Find each line holding "content" and copy it out.

Material shown -
********************

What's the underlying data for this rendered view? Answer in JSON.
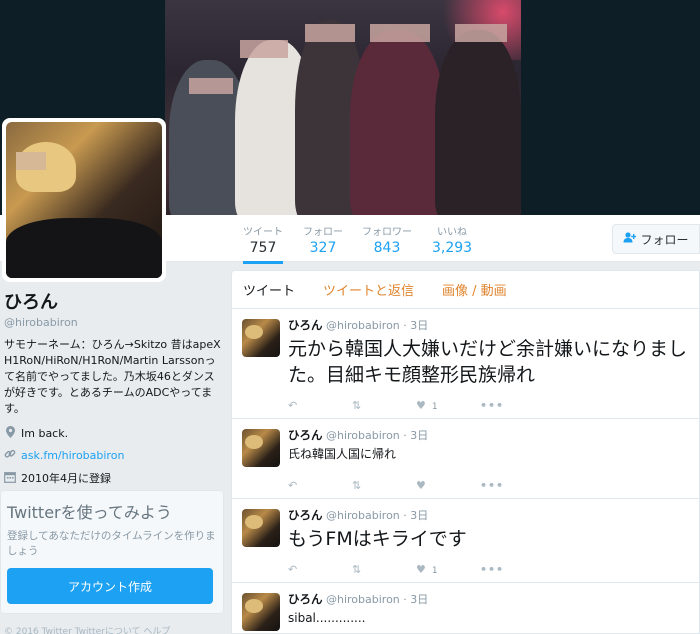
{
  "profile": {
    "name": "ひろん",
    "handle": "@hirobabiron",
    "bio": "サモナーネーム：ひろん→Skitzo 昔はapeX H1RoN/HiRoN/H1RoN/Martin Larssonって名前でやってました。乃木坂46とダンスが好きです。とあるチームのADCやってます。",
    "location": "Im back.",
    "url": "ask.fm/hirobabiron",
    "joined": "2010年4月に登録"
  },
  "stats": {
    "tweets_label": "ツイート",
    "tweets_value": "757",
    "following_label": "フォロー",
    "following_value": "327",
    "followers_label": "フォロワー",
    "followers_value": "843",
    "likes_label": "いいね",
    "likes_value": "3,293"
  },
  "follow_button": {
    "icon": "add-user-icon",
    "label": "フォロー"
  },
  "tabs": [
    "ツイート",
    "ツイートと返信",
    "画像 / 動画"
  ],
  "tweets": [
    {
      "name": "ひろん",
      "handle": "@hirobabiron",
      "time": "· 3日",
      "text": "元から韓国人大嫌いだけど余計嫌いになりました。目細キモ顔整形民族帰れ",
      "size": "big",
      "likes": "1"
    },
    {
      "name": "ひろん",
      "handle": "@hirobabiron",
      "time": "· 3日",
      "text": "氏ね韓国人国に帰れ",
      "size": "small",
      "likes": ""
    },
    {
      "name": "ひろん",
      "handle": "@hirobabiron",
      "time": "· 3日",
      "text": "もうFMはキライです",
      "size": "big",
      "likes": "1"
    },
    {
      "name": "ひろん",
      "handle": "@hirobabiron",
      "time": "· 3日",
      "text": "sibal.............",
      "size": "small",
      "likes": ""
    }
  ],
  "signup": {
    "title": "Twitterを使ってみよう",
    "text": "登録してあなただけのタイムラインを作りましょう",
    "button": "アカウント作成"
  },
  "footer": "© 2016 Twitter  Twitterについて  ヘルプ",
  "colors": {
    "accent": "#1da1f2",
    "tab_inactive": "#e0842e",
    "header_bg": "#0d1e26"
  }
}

********************

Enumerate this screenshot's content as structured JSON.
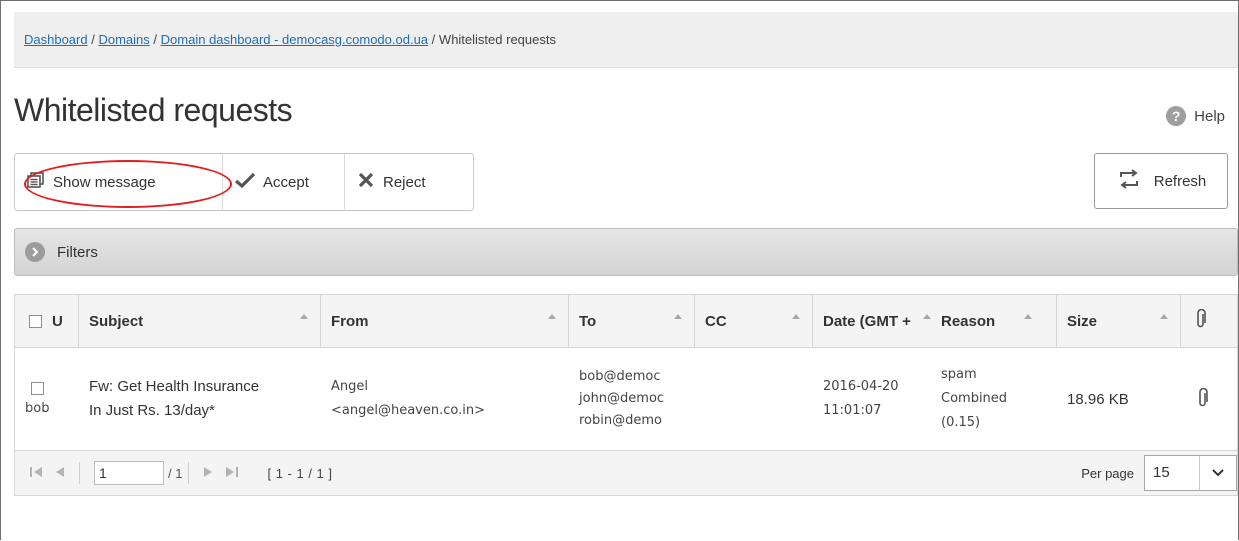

********************

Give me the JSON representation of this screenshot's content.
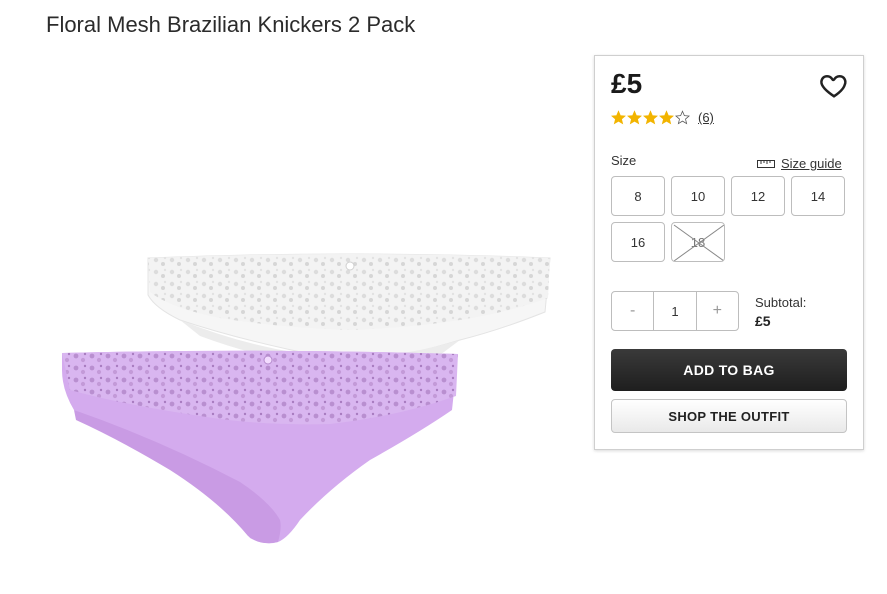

********************

Solution below -
Enumerate this screenshot's content as structured JSON.
Give me the JSON representation of this screenshot's content.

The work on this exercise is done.